** START Selection **

According to Wikipedia, Designing often necessitates considering the aesthetic, functional, economic, and socio-political dimensions of both the design object and design process. It may involve considerable research, thought, modeling, interactive adjustment, and re-design. Meanwhile, diverse kinds of objects may be designed, including clothing, graphical user interfaces, skyscrapers, corporate identities, business processes, and even methods or processes of designing. Thus "design" may be a substantive referring to a categorical abstraction of a created thing or things (the design of something), or a verb for the process of creation as is made clear by grammatical context. It is an act of creativity and innovation.

Approaches to design


A design approach is a general philosophy that may or may not include a guide for specific methods. Some are to guide the overall goal of the design. Other approaches are to guide the tendencies of the designer. A combination of approaches may be used if they don't conflict.
Some popular approaches include:

Sociotechnical system design, a philosophy and tools for participative designing of work arrangements and supporting processes - for organizational purpose, quality, safety, economics and customer requirements in core work processes, the quality of peoples experience at work and the needs of society

KISS principle, (Keep it Simple Stupid), which strives to eliminate unnecessary complications.

** END Selection **
** START Records shown **

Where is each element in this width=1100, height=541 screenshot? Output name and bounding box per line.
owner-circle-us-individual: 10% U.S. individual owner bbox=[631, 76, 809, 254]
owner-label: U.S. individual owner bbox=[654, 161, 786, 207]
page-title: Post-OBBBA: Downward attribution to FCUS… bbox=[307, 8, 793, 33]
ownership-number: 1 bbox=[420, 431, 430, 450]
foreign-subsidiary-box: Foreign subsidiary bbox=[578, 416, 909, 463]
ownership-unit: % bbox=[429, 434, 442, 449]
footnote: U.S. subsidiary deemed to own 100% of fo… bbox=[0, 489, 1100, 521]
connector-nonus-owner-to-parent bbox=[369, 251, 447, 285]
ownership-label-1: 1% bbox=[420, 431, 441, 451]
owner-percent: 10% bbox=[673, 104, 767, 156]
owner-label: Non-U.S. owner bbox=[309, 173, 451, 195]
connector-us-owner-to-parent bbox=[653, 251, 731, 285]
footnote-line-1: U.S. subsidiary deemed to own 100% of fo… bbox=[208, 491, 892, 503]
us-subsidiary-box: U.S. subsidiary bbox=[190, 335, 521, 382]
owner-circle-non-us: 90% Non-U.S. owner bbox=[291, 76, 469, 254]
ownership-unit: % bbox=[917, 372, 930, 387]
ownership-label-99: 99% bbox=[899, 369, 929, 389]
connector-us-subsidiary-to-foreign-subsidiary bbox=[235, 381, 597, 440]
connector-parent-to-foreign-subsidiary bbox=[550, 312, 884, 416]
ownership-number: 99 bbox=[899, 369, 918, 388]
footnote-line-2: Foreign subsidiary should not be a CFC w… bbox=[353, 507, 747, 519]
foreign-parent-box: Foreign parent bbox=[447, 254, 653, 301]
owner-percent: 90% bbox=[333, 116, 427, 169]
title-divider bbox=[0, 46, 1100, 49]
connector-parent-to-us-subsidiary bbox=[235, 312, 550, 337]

** END Records shown **

Set of tasks
- a) From the design text, put this sentence into Spanish: "A combination of approaches may be used if they don't conflict."
- b) Pick up the design text where it stops and write the next part.

The replies
- a) Se puede usar una combinación de enfoques si no entran en conflicto.

- b)
There is more than one way to do it (TIMTOWTDI), a philosophy to allow multiple methods of doing the same thing.
Use-centered design, which focuses on the goals and tasks associated with the use of the artifact, rather than focusing on the end user.
User-centered design, which focuses on the needs, wants, and limitations of the end user of the designed artifact.
Critical design uses designed artifacts as an embodied critique or commentary on existing values, morals, and practices in a culture.
Service design designing or organizing the experience around a product and the service associated with a product's use.
Transgenerational design, the practice of making products and environments compatible with those physical and sensory impairments associated with human aging and which limit major activities of daily living.
Speculative design, the speculative design process doesn’t necessarily define a specific problem to solve, but establishes a provocative starting point from which a design process emerges. The result is an evolution of fluctuating iteration and reflection using designed objects to provoke questions and stimulate discussion in academic and research settings.